* Your goal *
Each line of the listing that includes the string "note" needs to be located and copied.

<<<<

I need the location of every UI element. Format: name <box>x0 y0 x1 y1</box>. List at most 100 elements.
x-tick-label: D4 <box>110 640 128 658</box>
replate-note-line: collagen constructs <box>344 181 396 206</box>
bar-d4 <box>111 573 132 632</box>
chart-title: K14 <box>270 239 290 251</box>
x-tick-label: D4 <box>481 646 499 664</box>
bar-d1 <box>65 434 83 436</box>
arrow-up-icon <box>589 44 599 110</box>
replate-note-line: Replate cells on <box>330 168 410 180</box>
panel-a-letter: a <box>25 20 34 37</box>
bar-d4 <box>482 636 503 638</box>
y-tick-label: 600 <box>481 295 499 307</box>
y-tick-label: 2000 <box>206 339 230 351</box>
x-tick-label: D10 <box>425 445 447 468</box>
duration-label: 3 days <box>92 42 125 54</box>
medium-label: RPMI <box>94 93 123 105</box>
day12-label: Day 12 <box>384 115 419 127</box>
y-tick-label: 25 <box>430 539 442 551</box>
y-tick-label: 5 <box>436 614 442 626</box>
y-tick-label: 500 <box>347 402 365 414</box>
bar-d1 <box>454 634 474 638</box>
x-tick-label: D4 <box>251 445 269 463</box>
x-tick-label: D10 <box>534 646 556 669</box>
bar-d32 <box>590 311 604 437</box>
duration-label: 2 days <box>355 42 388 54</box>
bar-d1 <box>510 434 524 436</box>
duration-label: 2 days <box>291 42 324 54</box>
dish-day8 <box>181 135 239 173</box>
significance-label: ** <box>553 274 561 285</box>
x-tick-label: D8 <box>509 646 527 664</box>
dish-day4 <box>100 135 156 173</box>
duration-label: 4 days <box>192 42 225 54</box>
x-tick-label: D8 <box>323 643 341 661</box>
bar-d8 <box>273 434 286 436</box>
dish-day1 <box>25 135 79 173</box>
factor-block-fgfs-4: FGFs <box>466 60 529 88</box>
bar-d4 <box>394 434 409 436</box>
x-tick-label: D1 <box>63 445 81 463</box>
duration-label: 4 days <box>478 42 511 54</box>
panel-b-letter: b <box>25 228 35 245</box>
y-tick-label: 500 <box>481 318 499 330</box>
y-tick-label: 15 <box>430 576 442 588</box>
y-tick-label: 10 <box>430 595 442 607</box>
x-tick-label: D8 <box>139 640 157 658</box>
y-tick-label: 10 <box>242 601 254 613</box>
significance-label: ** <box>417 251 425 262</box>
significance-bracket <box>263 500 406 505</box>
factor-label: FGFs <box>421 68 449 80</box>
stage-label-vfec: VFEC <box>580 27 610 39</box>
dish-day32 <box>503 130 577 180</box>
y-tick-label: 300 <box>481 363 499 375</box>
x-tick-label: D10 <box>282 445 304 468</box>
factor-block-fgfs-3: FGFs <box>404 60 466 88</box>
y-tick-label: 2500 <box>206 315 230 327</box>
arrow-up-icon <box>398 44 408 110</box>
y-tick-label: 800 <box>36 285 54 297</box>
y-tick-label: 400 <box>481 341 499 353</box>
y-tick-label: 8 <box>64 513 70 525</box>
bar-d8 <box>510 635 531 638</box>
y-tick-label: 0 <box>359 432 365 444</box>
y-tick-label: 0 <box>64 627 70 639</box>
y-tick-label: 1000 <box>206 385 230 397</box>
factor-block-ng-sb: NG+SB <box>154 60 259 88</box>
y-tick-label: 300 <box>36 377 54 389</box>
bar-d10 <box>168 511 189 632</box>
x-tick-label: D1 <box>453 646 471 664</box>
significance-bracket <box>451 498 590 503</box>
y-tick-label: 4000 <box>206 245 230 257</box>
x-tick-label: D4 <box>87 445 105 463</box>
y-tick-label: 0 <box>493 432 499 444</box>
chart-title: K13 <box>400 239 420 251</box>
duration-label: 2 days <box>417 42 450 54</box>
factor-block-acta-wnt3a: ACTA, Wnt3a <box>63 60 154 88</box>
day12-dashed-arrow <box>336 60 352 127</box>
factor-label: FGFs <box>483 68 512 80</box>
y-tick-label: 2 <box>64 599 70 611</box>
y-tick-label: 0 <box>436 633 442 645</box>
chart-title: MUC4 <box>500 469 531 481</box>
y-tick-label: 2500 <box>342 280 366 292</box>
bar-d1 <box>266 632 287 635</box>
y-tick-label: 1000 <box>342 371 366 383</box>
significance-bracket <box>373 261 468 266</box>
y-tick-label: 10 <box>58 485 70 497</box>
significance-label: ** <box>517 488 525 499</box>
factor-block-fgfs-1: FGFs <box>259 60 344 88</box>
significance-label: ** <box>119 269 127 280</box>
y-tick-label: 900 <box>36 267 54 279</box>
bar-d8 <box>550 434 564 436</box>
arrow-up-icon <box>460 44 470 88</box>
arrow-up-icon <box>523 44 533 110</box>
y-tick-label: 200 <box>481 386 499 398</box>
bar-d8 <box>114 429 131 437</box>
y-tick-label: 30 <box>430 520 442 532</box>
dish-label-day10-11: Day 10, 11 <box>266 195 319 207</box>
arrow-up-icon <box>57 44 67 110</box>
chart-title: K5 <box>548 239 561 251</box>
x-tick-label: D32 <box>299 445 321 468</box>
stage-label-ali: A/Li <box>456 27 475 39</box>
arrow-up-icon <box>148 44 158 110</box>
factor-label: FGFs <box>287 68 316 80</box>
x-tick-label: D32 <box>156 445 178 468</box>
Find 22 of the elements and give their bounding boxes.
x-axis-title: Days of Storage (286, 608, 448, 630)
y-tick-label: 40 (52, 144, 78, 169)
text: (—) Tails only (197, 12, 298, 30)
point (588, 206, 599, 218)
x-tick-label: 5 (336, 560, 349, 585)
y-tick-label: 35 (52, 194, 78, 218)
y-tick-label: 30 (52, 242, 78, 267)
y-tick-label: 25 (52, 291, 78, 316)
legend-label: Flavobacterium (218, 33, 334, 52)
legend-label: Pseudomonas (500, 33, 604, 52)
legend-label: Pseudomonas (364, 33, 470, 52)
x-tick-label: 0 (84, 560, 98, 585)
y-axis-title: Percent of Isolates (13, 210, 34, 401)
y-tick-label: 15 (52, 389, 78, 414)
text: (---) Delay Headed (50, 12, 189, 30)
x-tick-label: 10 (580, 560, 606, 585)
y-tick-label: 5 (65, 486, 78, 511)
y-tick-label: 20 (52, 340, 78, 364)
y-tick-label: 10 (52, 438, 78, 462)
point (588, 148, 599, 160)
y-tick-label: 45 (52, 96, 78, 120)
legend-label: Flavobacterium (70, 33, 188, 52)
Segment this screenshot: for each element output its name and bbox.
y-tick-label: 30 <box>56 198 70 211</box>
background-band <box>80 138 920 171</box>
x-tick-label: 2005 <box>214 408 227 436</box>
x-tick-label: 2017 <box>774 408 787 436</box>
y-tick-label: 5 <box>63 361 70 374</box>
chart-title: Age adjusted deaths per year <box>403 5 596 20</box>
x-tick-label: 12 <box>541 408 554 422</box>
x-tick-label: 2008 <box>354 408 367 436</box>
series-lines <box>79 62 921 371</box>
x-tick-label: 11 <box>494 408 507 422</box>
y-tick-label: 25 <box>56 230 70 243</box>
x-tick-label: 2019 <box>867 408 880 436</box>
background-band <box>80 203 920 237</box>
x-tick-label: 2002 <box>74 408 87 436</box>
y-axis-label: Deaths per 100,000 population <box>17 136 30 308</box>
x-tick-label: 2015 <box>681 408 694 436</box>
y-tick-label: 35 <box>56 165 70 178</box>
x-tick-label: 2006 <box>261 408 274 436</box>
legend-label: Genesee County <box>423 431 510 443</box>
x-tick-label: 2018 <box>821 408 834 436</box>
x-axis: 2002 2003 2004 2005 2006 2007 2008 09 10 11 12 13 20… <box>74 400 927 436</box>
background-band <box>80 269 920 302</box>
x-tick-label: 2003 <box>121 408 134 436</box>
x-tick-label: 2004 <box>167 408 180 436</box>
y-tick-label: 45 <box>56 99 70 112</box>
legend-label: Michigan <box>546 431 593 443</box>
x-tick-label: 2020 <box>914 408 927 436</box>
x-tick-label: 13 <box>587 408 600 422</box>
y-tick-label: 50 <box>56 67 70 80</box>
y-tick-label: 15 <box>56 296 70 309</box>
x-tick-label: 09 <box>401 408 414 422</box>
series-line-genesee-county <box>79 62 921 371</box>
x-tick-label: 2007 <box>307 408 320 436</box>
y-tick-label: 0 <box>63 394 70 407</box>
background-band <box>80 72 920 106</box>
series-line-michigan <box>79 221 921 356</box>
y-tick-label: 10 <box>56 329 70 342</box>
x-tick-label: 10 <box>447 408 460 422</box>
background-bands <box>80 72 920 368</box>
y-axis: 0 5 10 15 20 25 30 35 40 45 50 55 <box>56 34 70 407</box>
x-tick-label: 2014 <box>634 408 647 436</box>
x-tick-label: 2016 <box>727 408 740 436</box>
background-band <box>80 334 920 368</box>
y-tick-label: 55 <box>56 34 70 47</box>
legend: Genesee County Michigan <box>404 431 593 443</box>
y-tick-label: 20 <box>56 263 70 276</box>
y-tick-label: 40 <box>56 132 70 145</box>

>>>>

* Answer section *
replate-note-line: collagen constructs <box>344 181 396 206</box>
replate-note-line: Replate cells on <box>330 168 410 180</box>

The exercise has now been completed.